Gather up every line that includes the string "Expiration".

---*---

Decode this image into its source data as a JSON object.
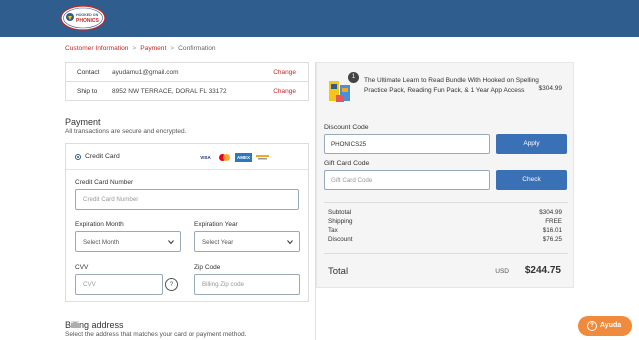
{
  "brand": {
    "logo_top": "HOOKED ON",
    "logo_bottom": "PHONICS",
    "header_color": "#2f5d8e",
    "accent_red": "#c62828",
    "button_blue": "#3a70b5",
    "help_orange": "#f08a3c"
  },
  "breadcrumb": {
    "step1": "Customer Information",
    "step2": "Payment",
    "step3": "Confirmation",
    "separator": ">"
  },
  "contact": {
    "contact_label": "Contact",
    "contact_value": "ayudamu1@gmail.com",
    "shipto_label": "Ship to",
    "shipto_value": "8952 NW TERRACE, DORAL FL 33172",
    "change_label": "Change"
  },
  "payment": {
    "title": "Payment",
    "subtitle": "All transactions are secure and encrypted.",
    "method_label": "Credit Card",
    "card_brands": [
      "VISA",
      "MASTERCARD",
      "AMEX",
      "OTHER"
    ],
    "card_number_label": "Credit Card Number",
    "card_number_placeholder": "Credit Card Number",
    "exp_month_label": "Expiration Month",
    "exp_month_value": "Select Month",
    "exp_year_label": "Expiration Year",
    "exp_year_value": "Select Year",
    "cvv_label": "CVV",
    "cvv_placeholder": "CVV",
    "cvv_help": "?",
    "zip_label": "Zip Code",
    "zip_placeholder": "Billing Zip code"
  },
  "billing": {
    "title": "Billing address",
    "subtitle": "Select the address that matches your card or payment method."
  },
  "summary": {
    "quantity": "1",
    "product_name": "The Ultimate Learn to Read Bundle With Hooked on Spelling Practice Pack, Reading Fun Pack, & 1 Year App Access",
    "product_price": "$304.99",
    "discount_label": "Discount Code",
    "discount_value": "PHONICS25",
    "apply_label": "Apply",
    "gift_label": "Gift Card Code",
    "gift_placeholder": "Gift Card Code",
    "check_label": "Check",
    "rows": [
      {
        "label": "Subtotal",
        "value": "$304.99"
      },
      {
        "label": "Shipping",
        "value": "FREE"
      },
      {
        "label": "Tax",
        "value": "$16.01"
      },
      {
        "label": "Discount",
        "value": "$76.25"
      }
    ],
    "total_label": "Total",
    "total_currency": "USD",
    "total_value": "$244.75"
  },
  "help": {
    "label": "Ayuda",
    "icon": "?"
  }
}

---*---

_The reply_
    "exp_month_label": "Expiration Month",
    "exp_year_label": "Expiration Year",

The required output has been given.